--- start RECORDED DATA ---
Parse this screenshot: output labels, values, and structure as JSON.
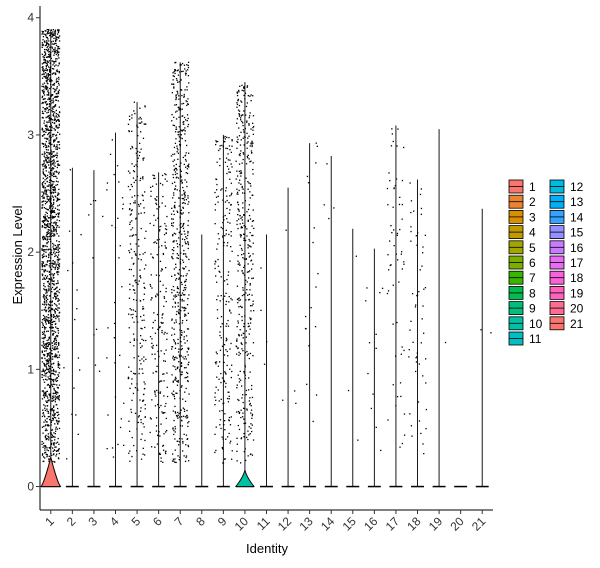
{
  "chart_data": {
    "type": "violin",
    "title": "",
    "xlabel": "Identity",
    "ylabel": "Expression Level",
    "ylim": [
      -0.2,
      4.1
    ],
    "yticks": [
      0,
      1,
      2,
      3,
      4
    ],
    "grid": false,
    "legend_position": "right",
    "legend_columns": 2,
    "series": [
      {
        "name": "1",
        "color": "#F8766D",
        "max": 3.9,
        "n_points": 1800,
        "violin_height": 0.25,
        "violin_halfwidth": 0.45
      },
      {
        "name": "2",
        "color": "#EA8331",
        "max": 2.72,
        "n_points": 16,
        "violin_height": 0,
        "violin_halfwidth": 0.3
      },
      {
        "name": "3",
        "color": "#D89000",
        "max": 2.7,
        "n_points": 10,
        "violin_height": 0,
        "violin_halfwidth": 0.3
      },
      {
        "name": "4",
        "color": "#C09B00",
        "max": 3.02,
        "n_points": 34,
        "violin_height": 0,
        "violin_halfwidth": 0.3
      },
      {
        "name": "5",
        "color": "#A3A500",
        "max": 3.28,
        "n_points": 260,
        "violin_height": 0,
        "violin_halfwidth": 0.3
      },
      {
        "name": "6",
        "color": "#7CAE00",
        "max": 2.68,
        "n_points": 190,
        "violin_height": 0,
        "violin_halfwidth": 0.3
      },
      {
        "name": "7",
        "color": "#39B600",
        "max": 3.62,
        "n_points": 600,
        "violin_height": 0,
        "violin_halfwidth": 0.3
      },
      {
        "name": "8",
        "color": "#00BB4E",
        "max": 2.15,
        "n_points": 0,
        "violin_height": 0,
        "violin_halfwidth": 0.3
      },
      {
        "name": "9",
        "color": "#00BF7D",
        "max": 3.0,
        "n_points": 230,
        "violin_height": 0,
        "violin_halfwidth": 0.3
      },
      {
        "name": "10",
        "color": "#00C1A3",
        "max": 3.45,
        "n_points": 420,
        "violin_height": 0.14,
        "violin_halfwidth": 0.42
      },
      {
        "name": "11",
        "color": "#00BFC4",
        "max": 2.15,
        "n_points": 4,
        "violin_height": 0,
        "violin_halfwidth": 0.3
      },
      {
        "name": "12",
        "color": "#00BAE0",
        "max": 2.55,
        "n_points": 4,
        "violin_height": 0,
        "violin_halfwidth": 0.3
      },
      {
        "name": "13",
        "color": "#00B0F6",
        "max": 2.93,
        "n_points": 18,
        "violin_height": 0,
        "violin_halfwidth": 0.3
      },
      {
        "name": "14",
        "color": "#35A2FF",
        "max": 2.82,
        "n_points": 4,
        "violin_height": 0,
        "violin_halfwidth": 0.3
      },
      {
        "name": "15",
        "color": "#9590FF",
        "max": 2.2,
        "n_points": 3,
        "violin_height": 0,
        "violin_halfwidth": 0.3
      },
      {
        "name": "16",
        "color": "#C77CFF",
        "max": 2.03,
        "n_points": 12,
        "violin_height": 0,
        "violin_halfwidth": 0.3
      },
      {
        "name": "17",
        "color": "#E76BF3",
        "max": 3.08,
        "n_points": 60,
        "violin_height": 0,
        "violin_halfwidth": 0.3
      },
      {
        "name": "18",
        "color": "#FA62DB",
        "max": 2.62,
        "n_points": 55,
        "violin_height": 0,
        "violin_halfwidth": 0.3
      },
      {
        "name": "19",
        "color": "#FF62BC",
        "max": 3.05,
        "n_points": 1,
        "violin_height": 0,
        "violin_halfwidth": 0.3
      },
      {
        "name": "20",
        "color": "#FF6C91",
        "max": 0,
        "n_points": 0,
        "violin_height": 0,
        "violin_halfwidth": 0.3
      },
      {
        "name": "21",
        "color": "#F8766D",
        "max": 2.37,
        "n_points": 2,
        "violin_height": 0,
        "violin_halfwidth": 0.3
      }
    ]
  }
}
--- end RECORDED DATA ---
Restate each entry word for word, leaving out any pictures.

## EXERCISE OUTPUT
Parse this screenshot: output labels, values, and structure as JSON.
{
  "chart_data": {
    "type": "violin",
    "title": "",
    "xlabel": "Identity",
    "ylabel": "Expression Level",
    "ylim": [
      -0.2,
      4.1
    ],
    "yticks": [
      0,
      1,
      2,
      3,
      4
    ],
    "grid": false,
    "legend_position": "right",
    "legend_columns": 2,
    "series": [
      {
        "name": "1",
        "color": "#F8766D",
        "max": 3.9,
        "n_points": 1800,
        "violin_height": 0.25,
        "violin_halfwidth": 0.45
      },
      {
        "name": "2",
        "color": "#EA8331",
        "max": 2.72,
        "n_points": 16,
        "violin_height": 0,
        "violin_halfwidth": 0.3
      },
      {
        "name": "3",
        "color": "#D89000",
        "max": 2.7,
        "n_points": 10,
        "violin_height": 0,
        "violin_halfwidth": 0.3
      },
      {
        "name": "4",
        "color": "#C09B00",
        "max": 3.02,
        "n_points": 34,
        "violin_height": 0,
        "violin_halfwidth": 0.3
      },
      {
        "name": "5",
        "color": "#A3A500",
        "max": 3.28,
        "n_points": 260,
        "violin_height": 0,
        "violin_halfwidth": 0.3
      },
      {
        "name": "6",
        "color": "#7CAE00",
        "max": 2.68,
        "n_points": 190,
        "violin_height": 0,
        "violin_halfwidth": 0.3
      },
      {
        "name": "7",
        "color": "#39B600",
        "max": 3.62,
        "n_points": 600,
        "violin_height": 0,
        "violin_halfwidth": 0.3
      },
      {
        "name": "8",
        "color": "#00BB4E",
        "max": 2.15,
        "n_points": 0,
        "violin_height": 0,
        "violin_halfwidth": 0.3
      },
      {
        "name": "9",
        "color": "#00BF7D",
        "max": 3.0,
        "n_points": 230,
        "violin_height": 0,
        "violin_halfwidth": 0.3
      },
      {
        "name": "10",
        "color": "#00C1A3",
        "max": 3.45,
        "n_points": 420,
        "violin_height": 0.14,
        "violin_halfwidth": 0.42
      },
      {
        "name": "11",
        "color": "#00BFC4",
        "max": 2.15,
        "n_points": 4,
        "violin_height": 0,
        "violin_halfwidth": 0.3
      },
      {
        "name": "12",
        "color": "#00BAE0",
        "max": 2.55,
        "n_points": 4,
        "violin_height": 0,
        "violin_halfwidth": 0.3
      },
      {
        "name": "13",
        "color": "#00B0F6",
        "max": 2.93,
        "n_points": 18,
        "violin_height": 0,
        "violin_halfwidth": 0.3
      },
      {
        "name": "14",
        "color": "#35A2FF",
        "max": 2.82,
        "n_points": 4,
        "violin_height": 0,
        "violin_halfwidth": 0.3
      },
      {
        "name": "15",
        "color": "#9590FF",
        "max": 2.2,
        "n_points": 3,
        "violin_height": 0,
        "violin_halfwidth": 0.3
      },
      {
        "name": "16",
        "color": "#C77CFF",
        "max": 2.03,
        "n_points": 12,
        "violin_height": 0,
        "violin_halfwidth": 0.3
      },
      {
        "name": "17",
        "color": "#E76BF3",
        "max": 3.08,
        "n_points": 60,
        "violin_height": 0,
        "violin_halfwidth": 0.3
      },
      {
        "name": "18",
        "color": "#FA62DB",
        "max": 2.62,
        "n_points": 55,
        "violin_height": 0,
        "violin_halfwidth": 0.3
      },
      {
        "name": "19",
        "color": "#FF62BC",
        "max": 3.05,
        "n_points": 1,
        "violin_height": 0,
        "violin_halfwidth": 0.3
      },
      {
        "name": "20",
        "color": "#FF6C91",
        "max": 0,
        "n_points": 0,
        "violin_height": 0,
        "violin_halfwidth": 0.3
      },
      {
        "name": "21",
        "color": "#F8766D",
        "max": 2.37,
        "n_points": 2,
        "violin_height": 0,
        "violin_halfwidth": 0.3
      }
    ]
  }
}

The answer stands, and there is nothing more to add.